*WHAT TO WORK ON*
Reproduce the records below exactly as given.

::::::::

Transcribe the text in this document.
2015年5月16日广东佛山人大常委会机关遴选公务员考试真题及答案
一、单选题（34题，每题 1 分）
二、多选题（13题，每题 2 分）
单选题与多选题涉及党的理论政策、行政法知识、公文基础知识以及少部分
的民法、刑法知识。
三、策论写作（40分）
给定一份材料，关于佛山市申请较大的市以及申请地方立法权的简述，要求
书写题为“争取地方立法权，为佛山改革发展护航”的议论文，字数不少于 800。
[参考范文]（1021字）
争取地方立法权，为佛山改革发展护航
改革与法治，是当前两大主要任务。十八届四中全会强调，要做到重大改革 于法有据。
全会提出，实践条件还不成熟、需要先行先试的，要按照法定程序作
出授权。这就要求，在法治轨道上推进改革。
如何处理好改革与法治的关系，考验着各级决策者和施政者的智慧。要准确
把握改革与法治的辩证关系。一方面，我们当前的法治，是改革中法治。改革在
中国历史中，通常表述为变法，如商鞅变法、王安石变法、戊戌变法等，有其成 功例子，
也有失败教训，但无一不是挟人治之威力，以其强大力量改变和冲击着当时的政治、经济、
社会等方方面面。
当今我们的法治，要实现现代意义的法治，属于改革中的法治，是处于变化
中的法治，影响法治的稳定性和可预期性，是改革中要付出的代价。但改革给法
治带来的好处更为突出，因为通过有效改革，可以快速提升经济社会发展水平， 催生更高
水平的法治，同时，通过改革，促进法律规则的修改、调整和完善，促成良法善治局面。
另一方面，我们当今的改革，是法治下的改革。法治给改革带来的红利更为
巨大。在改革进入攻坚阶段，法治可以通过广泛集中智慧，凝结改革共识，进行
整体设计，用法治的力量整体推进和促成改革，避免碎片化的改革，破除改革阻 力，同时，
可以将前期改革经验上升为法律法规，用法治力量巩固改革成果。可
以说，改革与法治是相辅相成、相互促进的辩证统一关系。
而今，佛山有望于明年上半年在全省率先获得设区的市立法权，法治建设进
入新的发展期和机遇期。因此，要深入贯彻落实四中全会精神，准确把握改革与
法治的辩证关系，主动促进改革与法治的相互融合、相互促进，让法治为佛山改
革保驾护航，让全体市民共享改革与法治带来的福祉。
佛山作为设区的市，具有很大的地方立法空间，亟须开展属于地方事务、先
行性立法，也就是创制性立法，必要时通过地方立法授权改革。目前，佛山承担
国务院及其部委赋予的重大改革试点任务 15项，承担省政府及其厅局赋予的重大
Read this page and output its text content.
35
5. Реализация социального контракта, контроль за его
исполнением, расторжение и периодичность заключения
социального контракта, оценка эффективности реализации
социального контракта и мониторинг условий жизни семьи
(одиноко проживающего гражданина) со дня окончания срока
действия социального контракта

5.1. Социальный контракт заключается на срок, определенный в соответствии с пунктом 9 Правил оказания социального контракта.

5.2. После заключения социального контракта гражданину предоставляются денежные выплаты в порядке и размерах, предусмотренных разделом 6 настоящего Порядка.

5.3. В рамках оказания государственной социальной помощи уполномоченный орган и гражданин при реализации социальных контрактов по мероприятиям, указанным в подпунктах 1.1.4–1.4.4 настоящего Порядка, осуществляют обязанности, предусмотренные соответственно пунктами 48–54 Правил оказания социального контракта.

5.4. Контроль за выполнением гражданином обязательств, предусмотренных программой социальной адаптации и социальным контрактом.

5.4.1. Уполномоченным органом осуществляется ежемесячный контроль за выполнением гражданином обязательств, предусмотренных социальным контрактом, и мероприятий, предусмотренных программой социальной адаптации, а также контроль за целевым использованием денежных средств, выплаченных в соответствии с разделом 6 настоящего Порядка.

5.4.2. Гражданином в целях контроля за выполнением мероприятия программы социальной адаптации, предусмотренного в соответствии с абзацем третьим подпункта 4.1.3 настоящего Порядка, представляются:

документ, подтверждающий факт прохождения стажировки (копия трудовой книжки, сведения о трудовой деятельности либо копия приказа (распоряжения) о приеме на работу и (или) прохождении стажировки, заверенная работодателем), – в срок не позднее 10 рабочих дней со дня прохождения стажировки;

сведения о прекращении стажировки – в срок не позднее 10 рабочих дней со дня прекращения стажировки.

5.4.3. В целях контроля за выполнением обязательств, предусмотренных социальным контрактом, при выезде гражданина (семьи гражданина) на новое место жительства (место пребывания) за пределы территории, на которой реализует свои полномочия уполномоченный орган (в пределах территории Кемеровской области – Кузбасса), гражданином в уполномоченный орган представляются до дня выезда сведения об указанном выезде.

::::::::

*ANSWER TO THE TASK*
Transcribe the text in this document.
2015年5月16日广东佛山人大常委会机关遴选公务员考试真题及答案
一、单选题（34题，每题 1 分）
二、多选题（13题，每题 2 分）
单选题与多选题涉及党的理论政策、行政法知识、公文基础知识以及少部分
的民法、刑法知识。
三、策论写作（40分）
给定一份材料，关于佛山市申请较大的市以及申请地方立法权的简述，要求
书写题为“争取地方立法权，为佛山改革发展护航”的议论文，字数不少于 800。
[参考范文]（1021字）
争取地方立法权，为佛山改革发展护航
改革与法治，是当前两大主要任务。十八届四中全会强调，要做到重大改革 于法有据。
全会提出，实践条件还不成熟、需要先行先试的，要按照法定程序作
出授权。这就要求，在法治轨道上推进改革。
如何处理好改革与法治的关系，考验着各级决策者和施政者的智慧。要准确
把握改革与法治的辩证关系。一方面，我们当前的法治，是改革中法治。改革在
中国历史中，通常表述为变法，如商鞅变法、王安石变法、戊戌变法等，有其成 功例子，
也有失败教训，但无一不是挟人治之威力，以其强大力量改变和冲击着当时的政治、经济、
社会等方方面面。
当今我们的法治，要实现现代意义的法治，属于改革中的法治，是处于变化
中的法治，影响法治的稳定性和可预期性，是改革中要付出的代价。但改革给法
治带来的好处更为突出，因为通过有效改革，可以快速提升经济社会发展水平， 催生更高
水平的法治，同时，通过改革，促进法律规则的修改、调整和完善，促成良法善治局面。
另一方面，我们当今的改革，是法治下的改革。法治给改革带来的红利更为
巨大。在改革进入攻坚阶段，法治可以通过广泛集中智慧，凝结改革共识，进行
整体设计，用法治的力量整体推进和促成改革，避免碎片化的改革，破除改革阻 力，同时，
可以将前期改革经验上升为法律法规，用法治力量巩固改革成果。可
以说，改革与法治是相辅相成、相互促进的辩证统一关系。
而今，佛山有望于明年上半年在全省率先获得设区的市立法权，法治建设进
入新的发展期和机遇期。因此，要深入贯彻落实四中全会精神，准确把握改革与
法治的辩证关系，主动促进改革与法治的相互融合、相互促进，让法治为佛山改
革保驾护航，让全体市民共享改革与法治带来的福祉。
佛山作为设区的市，具有很大的地方立法空间，亟须开展属于地方事务、先
行性立法，也就是创制性立法，必要时通过地方立法授权改革。目前，佛山承担
国务院及其部委赋予的重大改革试点任务 15项，承担省政府及其厅局赋予的重大
Read this page and output its text content.
35
5. Реализация социального контракта, контроль за его
исполнением, расторжение и периодичность заключения
социального контракта, оценка эффективности реализации
социального контракта и мониторинг условий жизни семьи
(одиноко проживающего гражданина) со дня окончания срока
действия социального контракта

5.1. Социальный контракт заключается на срок, определенный в соответствии с пунктом 9 Правил оказания социального контракта.

5.2. После заключения социального контракта гражданину предоставляются денежные выплаты в порядке и размерах, предусмотренных разделом 6 настоящего Порядка.

5.3. В рамках оказания государственной социальной помощи уполномоченный орган и гражданин при реализации социальных контрактов по мероприятиям, указанным в подпунктах 1.1.4–1.4.4 настоящего Порядка, осуществляют обязанности, предусмотренные соответственно пунктами 48–54 Правил оказания социального контракта.

5.4. Контроль за выполнением гражданином обязательств, предусмотренных программой социальной адаптации и социальным контрактом.

5.4.1. Уполномоченным органом осуществляется ежемесячный контроль за выполнением гражданином обязательств, предусмотренных социальным контрактом, и мероприятий, предусмотренных программой социальной адаптации, а также контроль за целевым использованием денежных средств, выплаченных в соответствии с разделом 6 настоящего Порядка.

5.4.2. Гражданином в целях контроля за выполнением мероприятия программы социальной адаптации, предусмотренного в соответствии с абзацем третьим подпункта 4.1.3 настоящего Порядка, представляются:

документ, подтверждающий факт прохождения стажировки (копия трудовой книжки, сведения о трудовой деятельности либо копия приказа (распоряжения) о приеме на работу и (или) прохождении стажировки, заверенная работодателем), – в срок не позднее 10 рабочих дней со дня прохождения стажировки;

сведения о прекращении стажировки – в срок не позднее 10 рабочих дней со дня прекращения стажировки.

5.4.3. В целях контроля за выполнением обязательств, предусмотренных социальным контрактом, при выезде гражданина (семьи гражданина) на новое место жительства (место пребывания) за пределы территории, на которой реализует свои полномочия уполномоченный орган (в пределах территории Кемеровской области – Кузбасса), гражданином в уполномоченный орган представляются до дня выезда сведения об указанном выезде.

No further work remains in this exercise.